## The input

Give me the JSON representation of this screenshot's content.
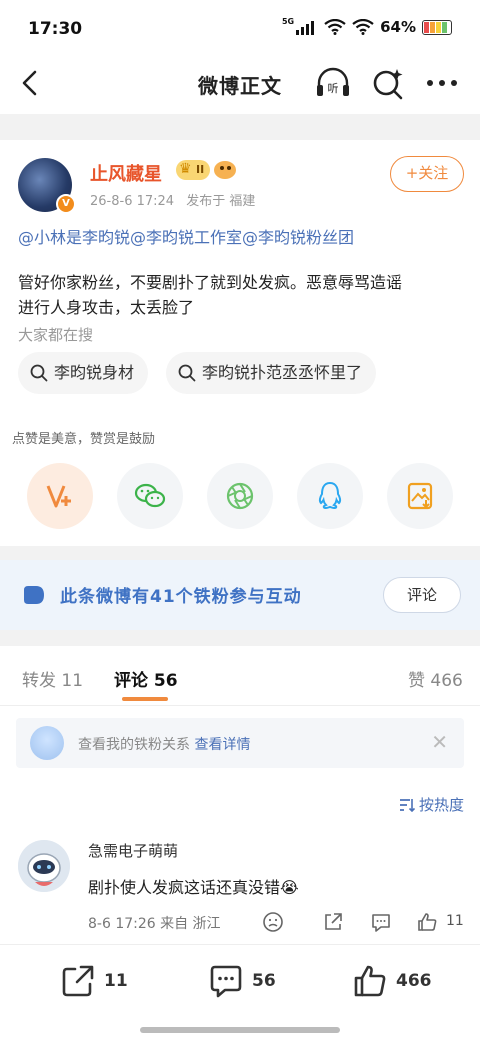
{
  "status_bar": {
    "time": "17:30",
    "network": "5G",
    "battery": "64%"
  },
  "nav": {
    "title": "微博正文",
    "icons": [
      "back-icon",
      "listen-icon",
      "search-ai-icon",
      "more-icon"
    ]
  },
  "post": {
    "author": "止风藏星",
    "level_badge": "II",
    "verified_badge": "V",
    "timestamp": "26-8-6 17:24",
    "location": "发布于 福建",
    "follow_label": "+关注",
    "mentions": [
      "@小林是李昀锐",
      "@李昀锐工作室",
      "@李昀锐粉丝团"
    ],
    "text_lines": [
      "管好你家粉丝，不要剧扑了就到处发疯。恶意辱骂造谣",
      "进行人身攻击，太丢脸了"
    ],
    "search_hint": "大家都在搜",
    "search_chips": [
      "李昀锐身材",
      "李昀锐扑范丞丞怀里了"
    ]
  },
  "reward": {
    "hint": "点赞是美意，赞赏是鼓励",
    "share_icons": [
      "weibo-reward-icon",
      "wechat-icon",
      "moments-icon",
      "qq-icon",
      "save-image-icon"
    ]
  },
  "iron_fans": {
    "text": "此条微博有41个铁粉参与互动",
    "button_label": "评论"
  },
  "tabs": {
    "repost": "转发 11",
    "comments": "评论 56",
    "likes_label": "赞",
    "likes_count": "466"
  },
  "fan_card": {
    "text": "查看我的铁粉关系",
    "link": "查看详情"
  },
  "sort_label": "按热度",
  "comment": {
    "name": "急需电子萌萌",
    "text": "剧扑使人发疯这话还真没错😭",
    "meta": "8-6 17:26  来自 浙江",
    "like_count": "11"
  },
  "bottom_bar": {
    "repost_count": "11",
    "comment_count": "56",
    "like_count": "466"
  },
  "colors": {
    "accent_orange": "#f08a3e",
    "author_name": "#e8552b",
    "link_blue": "#4b71b7"
  }
}
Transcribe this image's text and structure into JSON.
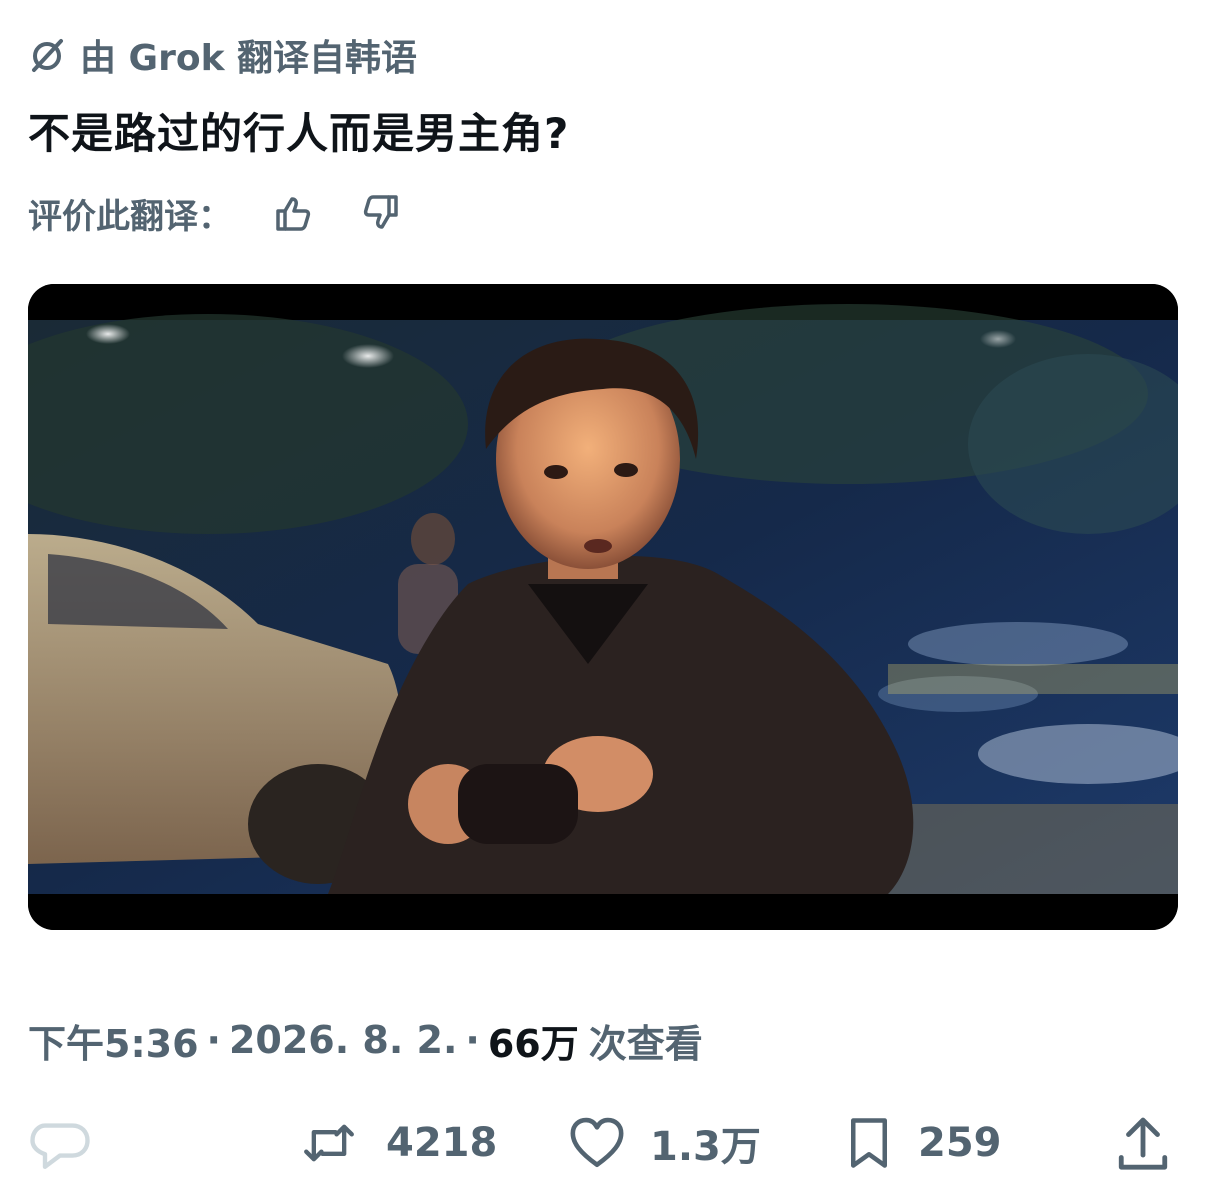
{
  "translation": {
    "icon": "slash-circle-icon",
    "label": "由 Grok 翻译自韩语"
  },
  "post": {
    "text": "不是路过的行人而是男主角?"
  },
  "rating": {
    "label": "评价此翻译：",
    "up_icon": "thumbs-up-icon",
    "down_icon": "thumbs-down-icon"
  },
  "media": {
    "kind": "video-still",
    "description_icon": "video-frame"
  },
  "meta": {
    "time": "下午5:36",
    "date": "2026. 8. 2.",
    "separator": "·",
    "views_count": "66万",
    "views_label": "次查看"
  },
  "actions": {
    "reply_icon": "reply-icon",
    "retweet_count": "4218",
    "like_count": "1.3万",
    "bookmark_count": "259",
    "share_icon": "share-icon"
  },
  "colors": {
    "text_primary": "#0f1419",
    "text_secondary": "#536471",
    "disabled": "#cfd9de"
  }
}
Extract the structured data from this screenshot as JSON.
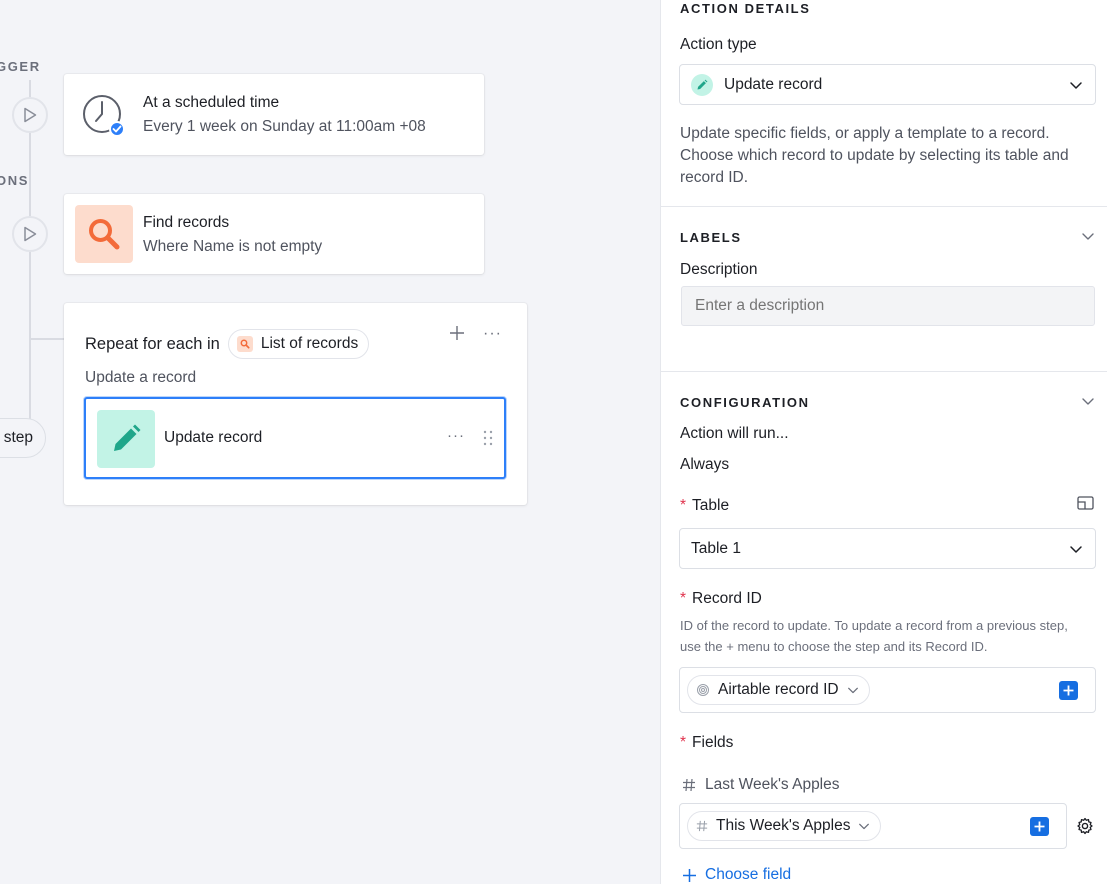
{
  "canvas": {
    "trigger_label": "GGER",
    "actions_label": "ONS",
    "trigger_card": {
      "title": "At a scheduled time",
      "subtitle": "Every 1 week on Sunday at 11:00am +08",
      "icon": "clock-icon"
    },
    "find_card": {
      "title": "Find records",
      "subtitle": "Where Name is not empty",
      "icon": "search-icon"
    },
    "repeat_card": {
      "title": "Repeat for each in",
      "list_chip": "List of records",
      "subtitle": "Update a record",
      "inner_step": {
        "title": "Update record",
        "icon": "pencil-icon"
      }
    },
    "step_pill": "step"
  },
  "panel": {
    "action_details": {
      "header": "ACTION DETAILS",
      "action_type_label": "Action type",
      "action_type_value": "Update record",
      "description": "Update specific fields, or apply a template to a record. Choose which record to update by selecting its table and record ID."
    },
    "labels": {
      "header": "LABELS",
      "description_label": "Description",
      "description_placeholder": "Enter a description"
    },
    "configuration": {
      "header": "CONFIGURATION",
      "run_label": "Action will run...",
      "run_value": "Always",
      "table_label": "Table",
      "table_value": "Table 1",
      "record_id_label": "Record ID",
      "record_id_help": "ID of the record to update. To update a record from a previous step, use the + menu to choose the step and its Record ID.",
      "record_id_token": "Airtable record ID",
      "fields_label": "Fields",
      "field_name": "Last Week's Apples",
      "field_token": "This Week's Apples",
      "choose_field": "Choose field"
    }
  },
  "colors": {
    "accent_blue": "#166ee1",
    "search_tile": "#fddccd",
    "search_icon": "#f36b3a",
    "pencil_tile": "#c2f3e6",
    "pencil_icon": "#1fa68a",
    "required": "#e0334d"
  }
}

## What is asked
Set down the records in full and exactly. Do not carry over any image.

## Answer to the task
Give me the JSON representation of this screenshot's content.
{
  "status_bar": {
    "time": "17:30",
    "network": "5G",
    "battery": "64%"
  },
  "nav": {
    "title": "微博正文",
    "icons": [
      "back-icon",
      "listen-icon",
      "search-ai-icon",
      "more-icon"
    ]
  },
  "post": {
    "author": "止风藏星",
    "level_badge": "II",
    "verified_badge": "V",
    "timestamp": "26-8-6 17:24",
    "location": "发布于 福建",
    "follow_label": "+关注",
    "mentions": [
      "@小林是李昀锐",
      "@李昀锐工作室",
      "@李昀锐粉丝团"
    ],
    "text_lines": [
      "管好你家粉丝，不要剧扑了就到处发疯。恶意辱骂造谣",
      "进行人身攻击，太丢脸了"
    ],
    "search_hint": "大家都在搜",
    "search_chips": [
      "李昀锐身材",
      "李昀锐扑范丞丞怀里了"
    ]
  },
  "reward": {
    "hint": "点赞是美意，赞赏是鼓励",
    "share_icons": [
      "weibo-reward-icon",
      "wechat-icon",
      "moments-icon",
      "qq-icon",
      "save-image-icon"
    ]
  },
  "iron_fans": {
    "text": "此条微博有41个铁粉参与互动",
    "button_label": "评论"
  },
  "tabs": {
    "repost": "转发 11",
    "comments": "评论 56",
    "likes_label": "赞",
    "likes_count": "466"
  },
  "fan_card": {
    "text": "查看我的铁粉关系",
    "link": "查看详情"
  },
  "sort_label": "按热度",
  "comment": {
    "name": "急需电子萌萌",
    "text": "剧扑使人发疯这话还真没错😭",
    "meta": "8-6 17:26  来自 浙江",
    "like_count": "11"
  },
  "bottom_bar": {
    "repost_count": "11",
    "comment_count": "56",
    "like_count": "466"
  },
  "colors": {
    "accent_orange": "#f08a3e",
    "author_name": "#e8552b",
    "link_blue": "#4b71b7"
  }
}
Transcribe this image's text and structure into JSON.
{
  "translation": {
    "icon": "slash-circle-icon",
    "label": "由 Grok 翻译自韩语"
  },
  "post": {
    "text": "不是路过的行人而是男主角?"
  },
  "rating": {
    "label": "评价此翻译：",
    "up_icon": "thumbs-up-icon",
    "down_icon": "thumbs-down-icon"
  },
  "media": {
    "kind": "video-still",
    "description_icon": "video-frame"
  },
  "meta": {
    "time": "下午5:36",
    "date": "2026. 8. 2.",
    "separator": "·",
    "views_count": "66万",
    "views_label": "次查看"
  },
  "actions": {
    "reply_icon": "reply-icon",
    "retweet_count": "4218",
    "like_count": "1.3万",
    "bookmark_count": "259",
    "share_icon": "share-icon"
  },
  "colors": {
    "text_primary": "#0f1419",
    "text_secondary": "#536471",
    "disabled": "#cfd9de"
  }
}
Extract the structured data from this screenshot as JSON.
{
  "canvas": {
    "trigger_label": "GGER",
    "actions_label": "ONS",
    "trigger_card": {
      "title": "At a scheduled time",
      "subtitle": "Every 1 week on Sunday at 11:00am +08",
      "icon": "clock-icon"
    },
    "find_card": {
      "title": "Find records",
      "subtitle": "Where Name is not empty",
      "icon": "search-icon"
    },
    "repeat_card": {
      "title": "Repeat for each in",
      "list_chip": "List of records",
      "subtitle": "Update a record",
      "inner_step": {
        "title": "Update record",
        "icon": "pencil-icon"
      }
    },
    "step_pill": "step"
  },
  "panel": {
    "action_details": {
      "header": "ACTION DETAILS",
      "action_type_label": "Action type",
      "action_type_value": "Update record",
      "description": "Update specific fields, or apply a template to a record. Choose which record to update by selecting its table and record ID."
    },
    "labels": {
      "header": "LABELS",
      "description_label": "Description",
      "description_placeholder": "Enter a description"
    },
    "configuration": {
      "header": "CONFIGURATION",
      "run_label": "Action will run...",
      "run_value": "Always",
      "table_label": "Table",
      "table_value": "Table 1",
      "record_id_label": "Record ID",
      "record_id_help": "ID of the record to update. To update a record from a previous step, use the + menu to choose the step and its Record ID.",
      "record_id_token": "Airtable record ID",
      "fields_label": "Fields",
      "field_name": "Last Week's Apples",
      "field_token": "This Week's Apples",
      "choose_field": "Choose field"
    }
  },
  "colors": {
    "accent_blue": "#166ee1",
    "search_tile": "#fddccd",
    "search_icon": "#f36b3a",
    "pencil_tile": "#c2f3e6",
    "pencil_icon": "#1fa68a",
    "required": "#e0334d"
  }
}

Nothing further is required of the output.